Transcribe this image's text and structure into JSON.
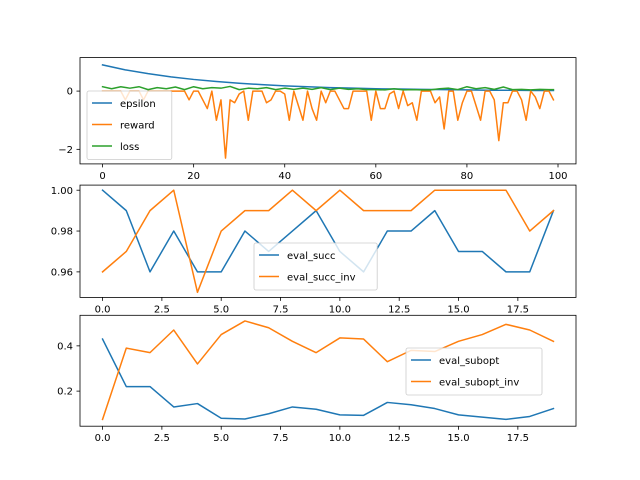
{
  "chart_data": [
    {
      "type": "line",
      "title": "",
      "xlabel": "",
      "ylabel": "",
      "xlim": [
        -4.95,
        103.95
      ],
      "ylim": [
        -2.5,
        1.15
      ],
      "xticks": [
        0,
        20,
        40,
        60,
        80,
        100
      ],
      "xtick_labels": [
        "0",
        "20",
        "40",
        "60",
        "80",
        "100"
      ],
      "yticks": [
        -2,
        0
      ],
      "ytick_labels": [
        "−2",
        "0"
      ],
      "legend_position": "lower-left",
      "series": [
        {
          "name": "epsilon",
          "color": "#1f77b4",
          "x": [
            0,
            5,
            10,
            15,
            20,
            25,
            30,
            35,
            40,
            45,
            50,
            55,
            60,
            65,
            70,
            75,
            80,
            85,
            90,
            95,
            99
          ],
          "y": [
            0.9,
            0.73,
            0.6,
            0.49,
            0.4,
            0.33,
            0.27,
            0.22,
            0.18,
            0.15,
            0.12,
            0.1,
            0.08,
            0.07,
            0.06,
            0.05,
            0.04,
            0.03,
            0.03,
            0.02,
            0.02
          ]
        },
        {
          "name": "reward",
          "color": "#ff7f0e",
          "x": [
            0,
            1,
            2,
            3,
            4,
            5,
            6,
            7,
            8,
            9,
            10,
            11,
            12,
            13,
            14,
            15,
            16,
            17,
            18,
            19,
            20,
            21,
            22,
            23,
            24,
            25,
            26,
            27,
            28,
            29,
            30,
            31,
            32,
            33,
            34,
            35,
            36,
            37,
            38,
            39,
            40,
            41,
            42,
            43,
            44,
            45,
            46,
            47,
            48,
            49,
            50,
            51,
            52,
            53,
            54,
            55,
            56,
            57,
            58,
            59,
            60,
            61,
            62,
            63,
            64,
            65,
            66,
            67,
            68,
            69,
            70,
            71,
            72,
            73,
            74,
            75,
            76,
            77,
            78,
            79,
            80,
            81,
            82,
            83,
            84,
            85,
            86,
            87,
            88,
            89,
            90,
            91,
            92,
            93,
            94,
            95,
            96,
            97,
            98,
            99
          ],
          "y": [
            0,
            0,
            0,
            0,
            0,
            -0.3,
            0,
            0,
            0,
            -0.3,
            0,
            0,
            0,
            0,
            0,
            0,
            0,
            0,
            0,
            -0.3,
            0,
            0,
            -0.3,
            -0.6,
            0,
            -1,
            -0.3,
            -2.3,
            -0.3,
            -0.4,
            -0.1,
            0,
            -1,
            0,
            0,
            0,
            -0.4,
            -0.3,
            0,
            0,
            -0.1,
            -1,
            0,
            -0.5,
            -1,
            0,
            -0.6,
            -1,
            0,
            -0.4,
            0,
            0,
            -0.3,
            -0.6,
            -0.6,
            0,
            0,
            0,
            0,
            -1,
            0,
            -0.6,
            -0.6,
            -0.1,
            0,
            -0.6,
            0,
            -0.5,
            -0.4,
            -1,
            0,
            0,
            0,
            -0.4,
            -0.2,
            -1.3,
            0,
            0,
            -1,
            -0.4,
            0,
            0,
            -0.5,
            -1,
            0,
            0,
            -0.3,
            -1.7,
            -0.4,
            -0.4,
            0,
            0,
            -0.3,
            -1,
            0,
            -0.2,
            -0.6,
            0,
            0,
            -0.3
          ]
        },
        {
          "name": "loss",
          "color": "#2ca02c",
          "x": [
            0,
            2,
            4,
            6,
            8,
            10,
            12,
            14,
            16,
            18,
            20,
            22,
            24,
            26,
            28,
            30,
            32,
            34,
            36,
            38,
            40,
            42,
            44,
            46,
            48,
            50,
            52,
            54,
            56,
            58,
            60,
            62,
            64,
            66,
            68,
            70,
            72,
            74,
            76,
            78,
            80,
            82,
            84,
            86,
            88,
            90,
            92,
            94,
            96,
            98,
            99
          ],
          "y": [
            0.15,
            0.08,
            0.15,
            0.1,
            0.15,
            0.05,
            0.12,
            0.08,
            0.14,
            0.05,
            0.15,
            0.08,
            0.12,
            0.1,
            0.16,
            0.05,
            0.1,
            0.08,
            0.12,
            0.05,
            0.1,
            0.06,
            0.1,
            0.06,
            0.12,
            0.05,
            0.1,
            0.06,
            0.08,
            0.05,
            0.05,
            0.04,
            0.08,
            0.04,
            0.05,
            0.04,
            0.04,
            0.08,
            0.1,
            0.05,
            0.15,
            0.08,
            0.12,
            0.06,
            0.14,
            0.05,
            0.06,
            0.04,
            0.06,
            0.05,
            0.05
          ]
        }
      ]
    },
    {
      "type": "line",
      "title": "",
      "xlabel": "",
      "ylabel": "",
      "xlim": [
        -0.95,
        19.95
      ],
      "ylim": [
        0.9475,
        1.0025
      ],
      "xticks": [
        0,
        2.5,
        5,
        7.5,
        10,
        12.5,
        15,
        17.5
      ],
      "xtick_labels": [
        "0.0",
        "2.5",
        "5.0",
        "7.5",
        "10.0",
        "12.5",
        "15.0",
        "17.5"
      ],
      "yticks": [
        0.96,
        0.98,
        1.0
      ],
      "ytick_labels": [
        "0.96",
        "0.98",
        "1.00"
      ],
      "legend_position": "center-right",
      "series": [
        {
          "name": "eval_succ",
          "color": "#1f77b4",
          "x": [
            0,
            1,
            2,
            3,
            4,
            5,
            6,
            7,
            8,
            9,
            10,
            11,
            12,
            13,
            14,
            15,
            16,
            17,
            18,
            19
          ],
          "y": [
            1.0,
            0.99,
            0.96,
            0.98,
            0.96,
            0.96,
            0.98,
            0.97,
            0.98,
            0.99,
            0.97,
            0.96,
            0.98,
            0.98,
            0.99,
            0.97,
            0.97,
            0.96,
            0.96,
            0.99
          ]
        },
        {
          "name": "eval_succ_inv",
          "color": "#ff7f0e",
          "x": [
            0,
            1,
            2,
            3,
            4,
            5,
            6,
            7,
            8,
            9,
            10,
            11,
            12,
            13,
            14,
            15,
            16,
            17,
            18,
            19
          ],
          "y": [
            0.96,
            0.97,
            0.99,
            1.0,
            0.95,
            0.98,
            0.99,
            0.99,
            1.0,
            0.99,
            1.0,
            0.99,
            0.99,
            0.99,
            1.0,
            1.0,
            1.0,
            1.0,
            0.98,
            0.99
          ]
        }
      ]
    },
    {
      "type": "line",
      "title": "",
      "xlabel": "",
      "ylabel": "",
      "xlim": [
        -0.95,
        19.95
      ],
      "ylim": [
        0.045,
        0.535
      ],
      "xticks": [
        0,
        2.5,
        5,
        7.5,
        10,
        12.5,
        15,
        17.5
      ],
      "xtick_labels": [
        "0.0",
        "2.5",
        "5.0",
        "7.5",
        "10.0",
        "12.5",
        "15.0",
        "17.5"
      ],
      "yticks": [
        0.2,
        0.4
      ],
      "ytick_labels": [
        "0.2",
        "0.4"
      ],
      "legend_position": "center-right",
      "series": [
        {
          "name": "eval_subopt",
          "color": "#1f77b4",
          "x": [
            0,
            1,
            2,
            3,
            4,
            5,
            6,
            7,
            8,
            9,
            10,
            11,
            12,
            13,
            14,
            15,
            16,
            17,
            18,
            19
          ],
          "y": [
            0.43,
            0.22,
            0.22,
            0.13,
            0.145,
            0.08,
            0.077,
            0.1,
            0.13,
            0.12,
            0.095,
            0.093,
            0.15,
            0.14,
            0.123,
            0.095,
            0.085,
            0.075,
            0.088,
            0.123
          ]
        },
        {
          "name": "eval_subopt_inv",
          "color": "#ff7f0e",
          "x": [
            0,
            1,
            2,
            3,
            4,
            5,
            6,
            7,
            8,
            9,
            10,
            11,
            12,
            13,
            14,
            15,
            16,
            17,
            18,
            19
          ],
          "y": [
            0.075,
            0.39,
            0.37,
            0.47,
            0.32,
            0.45,
            0.51,
            0.48,
            0.42,
            0.37,
            0.435,
            0.43,
            0.33,
            0.38,
            0.375,
            0.42,
            0.45,
            0.495,
            0.47,
            0.42
          ]
        }
      ]
    }
  ]
}
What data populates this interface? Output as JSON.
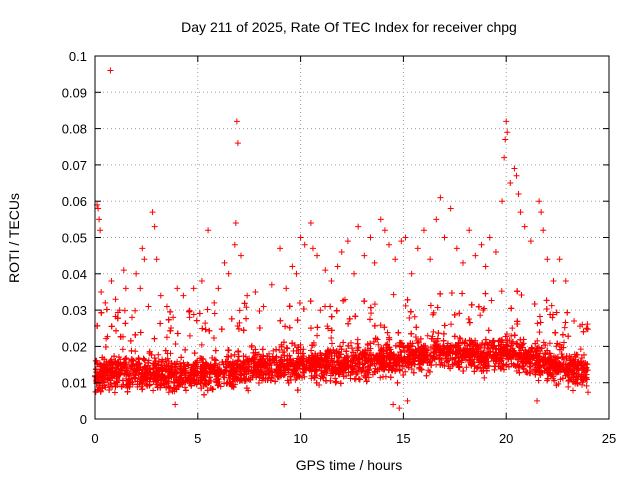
{
  "chart_data": {
    "type": "scatter",
    "title": "Day 211 of 2025, Rate Of TEC Index for receiver chpg",
    "xlabel": "GPS time / hours",
    "ylabel": "ROTI / TECUs",
    "xlim": [
      0,
      25
    ],
    "ylim": [
      0,
      0.1
    ],
    "x_ticks": [
      0,
      5,
      10,
      15,
      20,
      25
    ],
    "y_ticks": [
      0,
      0.01,
      0.02,
      0.03,
      0.04,
      0.05,
      0.06,
      0.07,
      0.08,
      0.09,
      0.1
    ],
    "x_tick_labels": [
      "0",
      "5",
      "10",
      "15",
      "20",
      "25"
    ],
    "y_tick_labels": [
      "0",
      "0.01",
      "0.02",
      "0.03",
      "0.04",
      "0.05",
      "0.06",
      "0.07",
      "0.08",
      "0.09",
      "0.1"
    ],
    "grid": true,
    "marker": "+",
    "color": "#ff0000",
    "series": [
      {
        "points": [
          [
            0.1,
            0.059
          ],
          [
            0.15,
            0.058
          ],
          [
            0.2,
            0.055
          ],
          [
            0.25,
            0.052
          ],
          [
            0.3,
            0.035
          ],
          [
            0.5,
            0.032
          ],
          [
            0.75,
            0.096
          ],
          [
            0.8,
            0.038
          ],
          [
            1.0,
            0.033
          ],
          [
            1.2,
            0.03
          ],
          [
            1.4,
            0.041
          ],
          [
            1.5,
            0.036
          ],
          [
            1.8,
            0.028
          ],
          [
            2.0,
            0.04
          ],
          [
            2.2,
            0.036
          ],
          [
            2.3,
            0.047
          ],
          [
            2.4,
            0.044
          ],
          [
            2.6,
            0.031
          ],
          [
            2.8,
            0.057
          ],
          [
            2.9,
            0.053
          ],
          [
            3.0,
            0.044
          ],
          [
            3.2,
            0.034
          ],
          [
            3.5,
            0.031
          ],
          [
            3.8,
            0.028
          ],
          [
            4.0,
            0.036
          ],
          [
            4.3,
            0.034
          ],
          [
            4.6,
            0.028
          ],
          [
            4.8,
            0.036
          ],
          [
            5.2,
            0.038
          ],
          [
            5.5,
            0.052
          ],
          [
            5.8,
            0.032
          ],
          [
            6.0,
            0.036
          ],
          [
            6.3,
            0.043
          ],
          [
            6.5,
            0.04
          ],
          [
            6.8,
            0.048
          ],
          [
            6.85,
            0.054
          ],
          [
            6.9,
            0.082
          ],
          [
            6.95,
            0.076
          ],
          [
            7.1,
            0.045
          ],
          [
            7.4,
            0.034
          ],
          [
            7.8,
            0.035
          ],
          [
            8.2,
            0.031
          ],
          [
            8.6,
            0.037
          ],
          [
            9.0,
            0.047
          ],
          [
            9.3,
            0.036
          ],
          [
            9.6,
            0.042
          ],
          [
            9.8,
            0.04
          ],
          [
            10.0,
            0.05
          ],
          [
            10.2,
            0.048
          ],
          [
            10.5,
            0.054
          ],
          [
            10.6,
            0.047
          ],
          [
            10.8,
            0.045
          ],
          [
            11.2,
            0.041
          ],
          [
            11.5,
            0.038
          ],
          [
            11.8,
            0.042
          ],
          [
            12.0,
            0.046
          ],
          [
            12.3,
            0.049
          ],
          [
            12.6,
            0.04
          ],
          [
            12.8,
            0.053
          ],
          [
            13.1,
            0.045
          ],
          [
            13.4,
            0.05
          ],
          [
            13.6,
            0.043
          ],
          [
            13.9,
            0.055
          ],
          [
            14.1,
            0.052
          ],
          [
            14.3,
            0.048
          ],
          [
            14.6,
            0.044
          ],
          [
            14.9,
            0.049
          ],
          [
            15.1,
            0.05
          ],
          [
            15.4,
            0.04
          ],
          [
            15.7,
            0.047
          ],
          [
            16.0,
            0.052
          ],
          [
            16.3,
            0.044
          ],
          [
            16.6,
            0.055
          ],
          [
            16.8,
            0.061
          ],
          [
            17.0,
            0.05
          ],
          [
            17.3,
            0.058
          ],
          [
            17.6,
            0.047
          ],
          [
            17.9,
            0.043
          ],
          [
            18.2,
            0.052
          ],
          [
            18.5,
            0.045
          ],
          [
            18.8,
            0.048
          ],
          [
            19.0,
            0.042
          ],
          [
            19.2,
            0.05
          ],
          [
            19.5,
            0.046
          ],
          [
            19.8,
            0.06
          ],
          [
            19.9,
            0.072
          ],
          [
            19.95,
            0.077
          ],
          [
            20.0,
            0.082
          ],
          [
            20.05,
            0.079
          ],
          [
            20.2,
            0.065
          ],
          [
            20.4,
            0.069
          ],
          [
            20.5,
            0.067
          ],
          [
            20.6,
            0.062
          ],
          [
            20.7,
            0.057
          ],
          [
            20.9,
            0.053
          ],
          [
            21.2,
            0.049
          ],
          [
            21.6,
            0.06
          ],
          [
            21.7,
            0.057
          ],
          [
            21.8,
            0.052
          ],
          [
            22.0,
            0.044
          ],
          [
            22.3,
            0.038
          ],
          [
            22.6,
            0.044
          ],
          [
            22.9,
            0.038
          ],
          [
            23.3,
            0.027
          ],
          [
            23.7,
            0.026
          ],
          [
            23.9,
            0.025
          ],
          [
            3.9,
            0.004
          ],
          [
            9.2,
            0.004
          ],
          [
            14.5,
            0.004
          ],
          [
            14.8,
            0.003
          ],
          [
            15.2,
            0.005
          ],
          [
            21.5,
            0.005
          ]
        ],
        "band": {
          "x_start": 0.0,
          "x_end": 24.0,
          "typical_low": 0.008,
          "typical_high": 0.022,
          "profile": [
            [
              0,
              0.012
            ],
            [
              1,
              0.013
            ],
            [
              2,
              0.013
            ],
            [
              3,
              0.012
            ],
            [
              4,
              0.012
            ],
            [
              5,
              0.012
            ],
            [
              6,
              0.013
            ],
            [
              7,
              0.014
            ],
            [
              8,
              0.014
            ],
            [
              9,
              0.015
            ],
            [
              10,
              0.015
            ],
            [
              11,
              0.015
            ],
            [
              12,
              0.015
            ],
            [
              13,
              0.016
            ],
            [
              14,
              0.016
            ],
            [
              15,
              0.017
            ],
            [
              16,
              0.018
            ],
            [
              17,
              0.019
            ],
            [
              18,
              0.018
            ],
            [
              19,
              0.017
            ],
            [
              20,
              0.018
            ],
            [
              21,
              0.017
            ],
            [
              22,
              0.015
            ],
            [
              23,
              0.014
            ],
            [
              24,
              0.013
            ]
          ]
        }
      }
    ]
  }
}
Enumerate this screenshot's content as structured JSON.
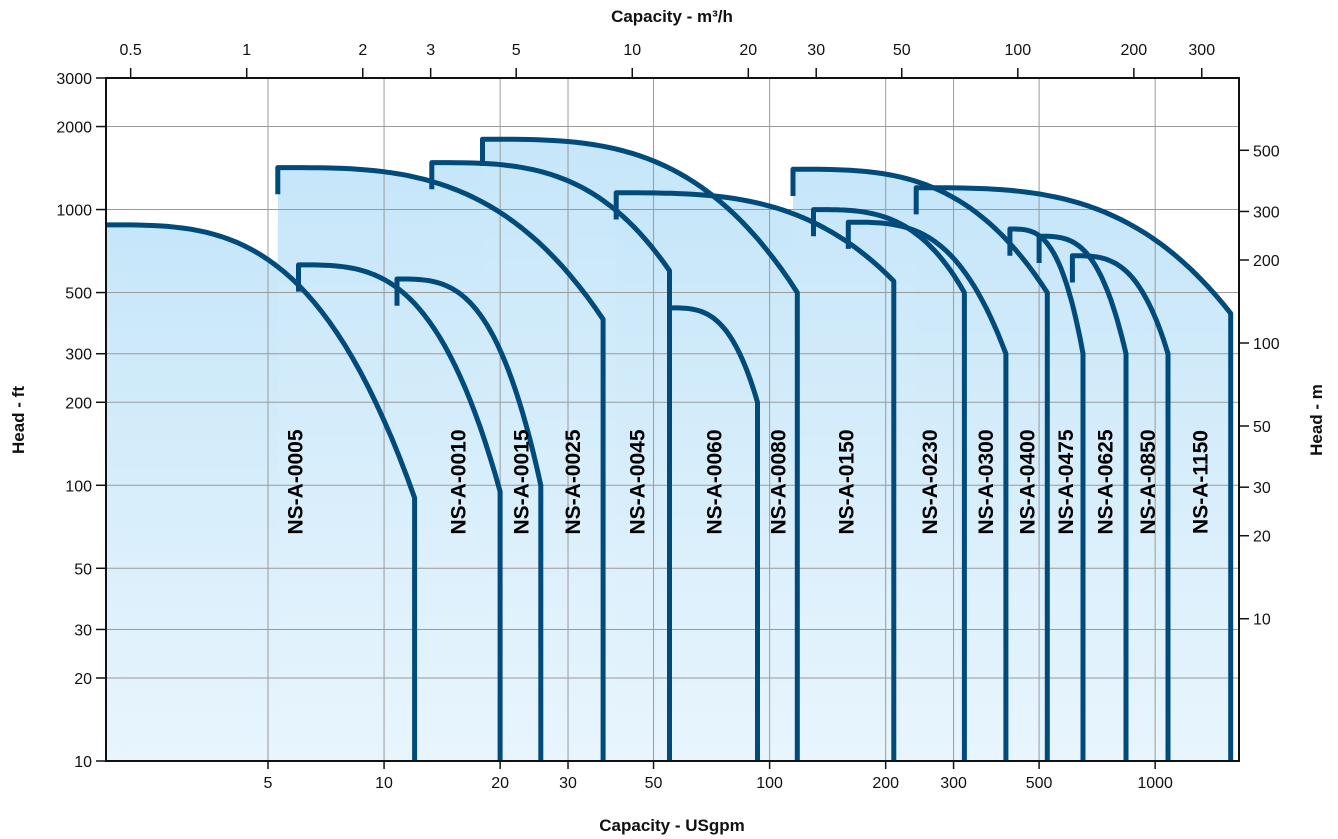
{
  "chart_data": {
    "type": "area",
    "title": "",
    "xlabel": "Capacity - USgpm",
    "ylabel": "Head - ft",
    "x2label": "Capacity - m³/h",
    "y2label": "Head - m",
    "x_scale": "log",
    "y_scale": "log",
    "xlim": [
      1.9,
      1650
    ],
    "ylim": [
      10,
      3000
    ],
    "x_ticks": [
      5,
      10,
      20,
      30,
      50,
      100,
      200,
      300,
      500,
      1000
    ],
    "y_ticks": [
      10,
      20,
      30,
      50,
      100,
      200,
      300,
      500,
      1000,
      2000,
      3000
    ],
    "x2_ticks": [
      0.5,
      1,
      2,
      3,
      5,
      10,
      20,
      30,
      50,
      100,
      200,
      300
    ],
    "y2_ticks": [
      10,
      20,
      30,
      50,
      100,
      200,
      300,
      500
    ],
    "grid": true,
    "colors": {
      "curve": "#004b7c",
      "fill_top": "#c6e6f9",
      "fill_bottom": "#e8f5fd",
      "grid": "#9a9a9a",
      "axis": "#111111"
    },
    "series": [
      {
        "name": "NS-A-0005",
        "q_min": 1.9,
        "q_max": 12.0,
        "h_start": 880,
        "h_knee": 90
      },
      {
        "name": "NS-A-0010",
        "q_min": 6.0,
        "q_max": 20.0,
        "h_start": 630,
        "h_knee": 95
      },
      {
        "name": "NS-A-0015",
        "q_min": 10.8,
        "q_max": 25.5,
        "h_start": 560,
        "h_knee": 100
      },
      {
        "name": "NS-A-0025",
        "q_min": 5.3,
        "q_max": 37.0,
        "h_start": 1420,
        "h_knee": 400
      },
      {
        "name": "NS-A-0045",
        "q_min": 13.3,
        "q_max": 55.0,
        "h_start": 1480,
        "h_knee": 600
      },
      {
        "name": "NS-A-0060",
        "q_min": 55.0,
        "q_max": 93.0,
        "h_start": 440,
        "h_knee": 200
      },
      {
        "name": "NS-A-0080",
        "q_min": 18.0,
        "q_max": 118.0,
        "h_start": 1800,
        "h_knee": 500
      },
      {
        "name": "NS-A-0150",
        "q_min": 40.0,
        "q_max": 210.0,
        "h_start": 1150,
        "h_knee": 550
      },
      {
        "name": "NS-A-0230",
        "q_min": 130.0,
        "q_max": 320.0,
        "h_start": 1000,
        "h_knee": 500
      },
      {
        "name": "NS-A-0300",
        "q_min": 160.0,
        "q_max": 410.0,
        "h_start": 900,
        "h_knee": 300
      },
      {
        "name": "NS-A-0400",
        "q_min": 115.0,
        "q_max": 525.0,
        "h_start": 1400,
        "h_knee": 500
      },
      {
        "name": "NS-A-0475",
        "q_min": 420.0,
        "q_max": 650.0,
        "h_start": 850,
        "h_knee": 300
      },
      {
        "name": "NS-A-0625",
        "q_min": 500.0,
        "q_max": 840.0,
        "h_start": 800,
        "h_knee": 300
      },
      {
        "name": "NS-A-0850",
        "q_min": 610.0,
        "q_max": 1080.0,
        "h_start": 680,
        "h_knee": 300
      },
      {
        "name": "NS-A-1150",
        "q_min": 240.0,
        "q_max": 1570.0,
        "h_start": 1200,
        "h_knee": 420
      }
    ]
  }
}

What the task asks
Determine how many lines of the data contain "JSON" and give nothing but that number.

Task response
3